On May 12, 1975, the president of plaintiff (Mr. Albert Darpino) and Mr. Fox met with the contracting officer and other Government representatives in Philadelphia. During the course of the meeting, Mr. Fox explained that plaintiffs production manager and quality control personnel had misinterpreted the specifications at the time of bid submission. Mr. Fox further stated that to reorder the meat, and some of the other ingredients (which also did not meet the specifications) in a rising cost market, would entail prohibitive additional costs. When the contracting officer stated that he had no other choice than to terminate the contract for default, Messrs. Fox and Darpino voiced agreement to such action. The contract was thereafter terminated for default on June 12,1975.
Shortly thereafter, bids were solicited on the repurchase contract. Plaintiff was one of 30 contractors that were solicited for the reprocurement, and was one of five contractors that bid on the repurchase contract. Bids were opened on July 2,1975. Plaintiffs bid appeared to be low on both east and west coast delivery points, although it was higher than the terminated contract price.
On July 8, 1975, the contracting officer contacted and received advice from his Government legal adviser to the effect that plaintiffs bid could not be considered unless it voluntarily lowered its bid to the unit prices contained in the defaulted contract. This advice was based on the legal theory that a defaulted contractor may properly compete on reprocurement and an award to such contractor-bidder is proper if its bid is otherwise low and not in excess of its defaulted price. See In re R. H. Pines Corp., 54 Comp. Gen. 853 (1975) (decision B-182323). This information was relayed to plaintiff by the contracting officer on the same day.
________________
• GOAL 1: Show every line of the entries below that contains the string "retirement", matching case exactly.
________________
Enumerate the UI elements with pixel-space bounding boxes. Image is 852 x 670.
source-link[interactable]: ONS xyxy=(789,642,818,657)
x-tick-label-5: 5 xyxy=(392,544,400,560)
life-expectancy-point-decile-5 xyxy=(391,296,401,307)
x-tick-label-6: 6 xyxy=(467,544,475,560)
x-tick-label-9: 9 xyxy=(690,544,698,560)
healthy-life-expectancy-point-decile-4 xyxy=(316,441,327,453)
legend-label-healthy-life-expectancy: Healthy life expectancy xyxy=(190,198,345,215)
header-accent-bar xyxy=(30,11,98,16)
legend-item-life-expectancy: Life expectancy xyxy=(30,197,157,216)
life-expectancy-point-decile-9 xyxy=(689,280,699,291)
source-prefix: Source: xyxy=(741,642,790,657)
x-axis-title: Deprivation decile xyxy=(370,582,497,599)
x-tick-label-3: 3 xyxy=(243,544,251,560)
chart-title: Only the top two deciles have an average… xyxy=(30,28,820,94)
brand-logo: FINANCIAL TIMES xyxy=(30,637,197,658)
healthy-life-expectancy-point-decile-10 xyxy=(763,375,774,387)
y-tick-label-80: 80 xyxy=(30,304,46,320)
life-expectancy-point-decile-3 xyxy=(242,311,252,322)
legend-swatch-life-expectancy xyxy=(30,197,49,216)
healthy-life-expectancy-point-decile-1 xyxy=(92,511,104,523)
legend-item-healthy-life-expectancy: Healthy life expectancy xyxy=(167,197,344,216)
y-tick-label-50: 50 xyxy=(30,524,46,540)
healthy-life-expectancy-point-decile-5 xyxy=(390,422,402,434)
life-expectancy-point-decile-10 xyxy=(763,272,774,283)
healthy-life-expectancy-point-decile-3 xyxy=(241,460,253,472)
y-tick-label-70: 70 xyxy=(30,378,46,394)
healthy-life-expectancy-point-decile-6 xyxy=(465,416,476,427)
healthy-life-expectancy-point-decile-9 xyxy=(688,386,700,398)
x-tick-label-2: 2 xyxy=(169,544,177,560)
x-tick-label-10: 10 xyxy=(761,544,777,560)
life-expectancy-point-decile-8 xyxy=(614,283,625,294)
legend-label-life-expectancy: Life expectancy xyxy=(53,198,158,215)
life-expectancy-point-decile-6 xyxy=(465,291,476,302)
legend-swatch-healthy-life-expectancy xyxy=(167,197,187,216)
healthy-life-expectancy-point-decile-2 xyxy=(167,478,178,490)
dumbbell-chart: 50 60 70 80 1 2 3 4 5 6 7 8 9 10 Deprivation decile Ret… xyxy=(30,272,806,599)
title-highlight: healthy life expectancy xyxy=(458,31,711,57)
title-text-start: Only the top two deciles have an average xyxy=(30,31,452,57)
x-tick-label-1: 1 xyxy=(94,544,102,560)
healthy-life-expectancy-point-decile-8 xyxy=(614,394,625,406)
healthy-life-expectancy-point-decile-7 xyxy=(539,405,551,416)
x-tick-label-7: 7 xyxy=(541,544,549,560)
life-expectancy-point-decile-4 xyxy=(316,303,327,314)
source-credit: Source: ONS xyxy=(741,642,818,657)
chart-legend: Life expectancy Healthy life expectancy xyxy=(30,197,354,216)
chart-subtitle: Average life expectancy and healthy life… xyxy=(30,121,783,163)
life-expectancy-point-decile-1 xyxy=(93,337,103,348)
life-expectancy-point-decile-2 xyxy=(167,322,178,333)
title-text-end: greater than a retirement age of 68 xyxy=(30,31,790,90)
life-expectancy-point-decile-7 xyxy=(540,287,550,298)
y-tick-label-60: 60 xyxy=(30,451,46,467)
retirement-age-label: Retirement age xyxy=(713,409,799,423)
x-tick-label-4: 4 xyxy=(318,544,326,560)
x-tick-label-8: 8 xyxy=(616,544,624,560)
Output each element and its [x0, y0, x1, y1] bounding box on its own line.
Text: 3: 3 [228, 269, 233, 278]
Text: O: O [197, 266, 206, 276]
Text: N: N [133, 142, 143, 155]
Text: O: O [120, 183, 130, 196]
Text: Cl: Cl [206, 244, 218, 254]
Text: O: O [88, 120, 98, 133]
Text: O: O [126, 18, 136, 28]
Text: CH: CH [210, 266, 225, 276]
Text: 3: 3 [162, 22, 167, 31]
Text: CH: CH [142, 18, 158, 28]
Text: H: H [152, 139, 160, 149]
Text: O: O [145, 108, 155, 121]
________________
• GOAL 2: Carry on the court passage about the defaulted contract and its reprocurement, starting right after its final sentence.

• EXPECTED ANSWER 1:
title-text-end: greater than a retirement age of 68 xyxy=(30,31,790,90)
retirement-age-label: Retirement age xyxy=(713,409,799,423)

• EXPECTED ANSWER 2:
On July 17, 1975, Mr. Fox called the contracting officer to request additional time for plaintiff to consider voluntarily reducing its price. The contracting officer gave Mr. Fox until 4:00 p.m. on July 18 to consider reducing plaintiffs bid but did not indicate or promise that plaintiff would receive the award if the bid were reduced. On July 18, plaintiff sent a telegram reducing its bid prices for each destination to those contained in the terminated contract and, on the same day, the contracting officer directed that a preaward survey be instituted on plaintiff. The preaward survey was requested because the contracting officer felt he had to consider the possibility of making an award to Venice Maid at that time.
As noted earlier, when bids were first opened, it appeared that plaintiff was low on all items. However, a computer printout dated July 24, 1975, which took into account transportation costs and discounts, showed that plaintiff was the low bidder only on the east coast items and that Rocking K Foods, Inc., was the low bidder on the west coast items. The contracting officer immediately took the matter up with his legal adviser who indicated that he would have to research the question to see if. plaintiff could be considered for award. On July 29, 1975, after another discussion with his legal adviser, the contracting officer decided to reject plaintiffs bid. The reasons are stated in a memorandum of that date by the contracting officer, which in pertinent part states the following:
3. The Contracting Officer decided to reject Venice Maid's price reduction based on the following:
A. Venice Maid could not reduce its price on the West Coast lines because it was not the low bidder on an evaluated basis.
B. It was very questionable whether Venice Maid could reduce its price at all since this can only be done by an otherwise successful bidder. Even though Venice Maid is low on the East Coast lines the Comptroller General has ruled that award could not be made to a defaulted contractor at a higher price. The initial higher price would appear to preclude Venice Maid from being an otherwise successful bidder for any item.
C. Mr. Fox during telecon (Fox-Lydon) on 29 July 1975, indicated that his voluntary price reduction had been based on Venice Maid receiving the entire award.
D. Any offer to limit the reduction in price to the East Coast lines would be tantamount to negotiation which is prohibited under an I.F.B.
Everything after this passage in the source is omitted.